Required task - For the listing below, give the count of lines containing "JSON", and no other text.

** BEGIN Stored rows **

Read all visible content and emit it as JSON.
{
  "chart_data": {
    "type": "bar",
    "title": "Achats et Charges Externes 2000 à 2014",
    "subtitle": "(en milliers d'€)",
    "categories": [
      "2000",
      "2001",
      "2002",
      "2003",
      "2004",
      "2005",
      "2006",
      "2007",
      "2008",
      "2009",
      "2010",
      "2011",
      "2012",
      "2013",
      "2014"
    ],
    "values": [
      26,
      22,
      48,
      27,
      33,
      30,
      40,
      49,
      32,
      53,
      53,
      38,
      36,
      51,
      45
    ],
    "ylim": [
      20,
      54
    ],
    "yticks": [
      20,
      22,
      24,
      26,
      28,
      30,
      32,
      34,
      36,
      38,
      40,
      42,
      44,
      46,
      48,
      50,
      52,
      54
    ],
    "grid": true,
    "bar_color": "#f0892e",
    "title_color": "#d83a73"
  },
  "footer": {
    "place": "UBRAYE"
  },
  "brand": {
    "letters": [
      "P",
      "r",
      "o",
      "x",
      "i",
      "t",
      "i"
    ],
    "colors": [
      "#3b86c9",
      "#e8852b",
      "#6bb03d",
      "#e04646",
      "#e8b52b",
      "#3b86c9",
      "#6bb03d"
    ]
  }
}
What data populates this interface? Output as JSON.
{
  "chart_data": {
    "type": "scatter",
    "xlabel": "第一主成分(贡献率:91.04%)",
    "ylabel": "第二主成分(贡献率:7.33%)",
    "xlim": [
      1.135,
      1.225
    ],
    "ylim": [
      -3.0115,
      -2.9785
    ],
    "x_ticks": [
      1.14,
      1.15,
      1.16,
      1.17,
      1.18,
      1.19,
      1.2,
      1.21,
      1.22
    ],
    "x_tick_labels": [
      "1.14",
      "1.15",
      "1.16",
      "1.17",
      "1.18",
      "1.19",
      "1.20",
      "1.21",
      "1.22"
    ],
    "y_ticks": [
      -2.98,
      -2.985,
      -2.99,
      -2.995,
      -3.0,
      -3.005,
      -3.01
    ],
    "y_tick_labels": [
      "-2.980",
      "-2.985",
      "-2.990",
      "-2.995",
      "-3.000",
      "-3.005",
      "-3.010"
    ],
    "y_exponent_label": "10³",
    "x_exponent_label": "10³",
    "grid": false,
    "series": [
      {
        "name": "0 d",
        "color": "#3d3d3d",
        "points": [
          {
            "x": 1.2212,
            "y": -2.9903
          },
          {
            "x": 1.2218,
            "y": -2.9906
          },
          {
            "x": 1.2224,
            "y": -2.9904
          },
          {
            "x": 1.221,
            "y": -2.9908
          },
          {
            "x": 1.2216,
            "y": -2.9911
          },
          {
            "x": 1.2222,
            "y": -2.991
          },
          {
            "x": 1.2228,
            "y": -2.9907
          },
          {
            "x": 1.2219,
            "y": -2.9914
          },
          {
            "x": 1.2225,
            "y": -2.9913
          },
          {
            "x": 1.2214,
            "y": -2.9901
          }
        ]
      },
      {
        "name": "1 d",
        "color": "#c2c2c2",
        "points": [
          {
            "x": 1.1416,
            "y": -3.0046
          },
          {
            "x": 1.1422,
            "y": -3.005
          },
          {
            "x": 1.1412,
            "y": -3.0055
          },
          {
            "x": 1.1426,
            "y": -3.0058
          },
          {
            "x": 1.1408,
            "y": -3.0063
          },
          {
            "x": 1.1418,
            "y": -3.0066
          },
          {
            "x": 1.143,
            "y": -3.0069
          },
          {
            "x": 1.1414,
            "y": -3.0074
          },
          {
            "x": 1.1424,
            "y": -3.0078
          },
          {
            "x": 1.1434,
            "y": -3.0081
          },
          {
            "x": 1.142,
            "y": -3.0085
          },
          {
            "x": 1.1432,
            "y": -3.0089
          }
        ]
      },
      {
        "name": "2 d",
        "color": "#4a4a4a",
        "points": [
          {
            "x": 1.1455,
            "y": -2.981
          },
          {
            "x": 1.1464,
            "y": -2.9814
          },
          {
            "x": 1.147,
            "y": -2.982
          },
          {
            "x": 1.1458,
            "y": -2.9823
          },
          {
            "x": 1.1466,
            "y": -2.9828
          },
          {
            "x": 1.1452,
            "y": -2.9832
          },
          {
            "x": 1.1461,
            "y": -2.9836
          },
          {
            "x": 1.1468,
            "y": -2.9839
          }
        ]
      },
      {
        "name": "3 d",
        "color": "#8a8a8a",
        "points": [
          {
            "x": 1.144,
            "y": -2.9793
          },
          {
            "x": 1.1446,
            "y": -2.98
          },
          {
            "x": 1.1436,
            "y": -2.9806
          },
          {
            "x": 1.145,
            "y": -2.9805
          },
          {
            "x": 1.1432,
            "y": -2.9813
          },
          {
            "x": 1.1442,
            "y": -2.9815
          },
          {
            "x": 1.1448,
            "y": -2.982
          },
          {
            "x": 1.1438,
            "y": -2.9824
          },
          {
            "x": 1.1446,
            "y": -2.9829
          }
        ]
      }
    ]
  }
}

** END Stored rows **

The result - 2